▶ _TASK DIRECTIONS_
Return the whole listing, line for line, without the pictures in it.

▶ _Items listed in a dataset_

──────────

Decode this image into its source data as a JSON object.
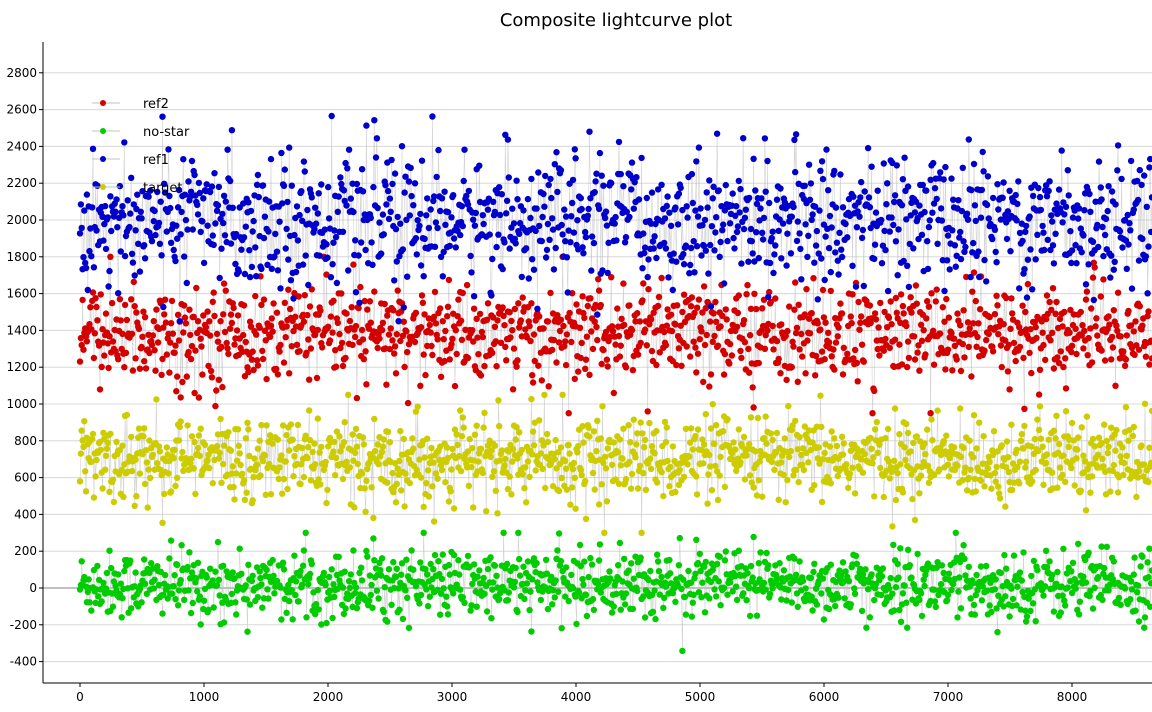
{
  "chart_data": {
    "type": "scatter",
    "title": "Composite lightcurve plot",
    "xlabel": "",
    "ylabel": "",
    "xlim": [
      -300,
      8650
    ],
    "ylim": [
      -500,
      2950
    ],
    "x_ticks": [
      0,
      1000,
      2000,
      3000,
      4000,
      5000,
      6000,
      7000,
      8000
    ],
    "y_ticks": [
      -400,
      -200,
      0,
      200,
      400,
      600,
      800,
      1000,
      1200,
      1400,
      1600,
      1800,
      2000,
      2200,
      2400,
      2600,
      2800
    ],
    "grid": "horizontal",
    "legend_placement": "top-left",
    "connector_color": "#c0c0c0",
    "series": [
      {
        "name": "ref2",
        "color": "#d40000",
        "x_range": [
          0,
          8650
        ],
        "count": 8650,
        "mean": 1380,
        "std": 130,
        "min": 950,
        "max": 1800
      },
      {
        "name": "no-star",
        "color": "#00cc00",
        "x_range": [
          0,
          8650
        ],
        "count": 8650,
        "mean": 20,
        "std": 90,
        "min": -360,
        "max": 300
      },
      {
        "name": "ref1",
        "color": "#0000cc",
        "x_range": [
          0,
          8650
        ],
        "count": 8650,
        "mean": 2000,
        "std": 170,
        "min": 1450,
        "max": 2800
      },
      {
        "name": "target",
        "color": "#cccc00",
        "x_range": [
          0,
          8650
        ],
        "count": 8650,
        "mean": 700,
        "std": 110,
        "min": 300,
        "max": 1050
      }
    ]
  }
}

──────────

▶ _FINISHED TASK_
Decode this image into its source data as a JSON object.
{
  "chart_data": {
    "type": "scatter",
    "title": "Composite lightcurve plot",
    "xlabel": "",
    "ylabel": "",
    "xlim": [
      -300,
      8650
    ],
    "ylim": [
      -500,
      2950
    ],
    "x_ticks": [
      0,
      1000,
      2000,
      3000,
      4000,
      5000,
      6000,
      7000,
      8000
    ],
    "y_ticks": [
      -400,
      -200,
      0,
      200,
      400,
      600,
      800,
      1000,
      1200,
      1400,
      1600,
      1800,
      2000,
      2200,
      2400,
      2600,
      2800
    ],
    "grid": "horizontal",
    "legend_placement": "top-left",
    "connector_color": "#c0c0c0",
    "series": [
      {
        "name": "ref2",
        "color": "#d40000",
        "x_range": [
          0,
          8650
        ],
        "count": 8650,
        "mean": 1380,
        "std": 130,
        "min": 950,
        "max": 1800
      },
      {
        "name": "no-star",
        "color": "#00cc00",
        "x_range": [
          0,
          8650
        ],
        "count": 8650,
        "mean": 20,
        "std": 90,
        "min": -360,
        "max": 300
      },
      {
        "name": "ref1",
        "color": "#0000cc",
        "x_range": [
          0,
          8650
        ],
        "count": 8650,
        "mean": 2000,
        "std": 170,
        "min": 1450,
        "max": 2800
      },
      {
        "name": "target",
        "color": "#cccc00",
        "x_range": [
          0,
          8650
        ],
        "count": 8650,
        "mean": 700,
        "std": 110,
        "min": 300,
        "max": 1050
      }
    ]
  }
}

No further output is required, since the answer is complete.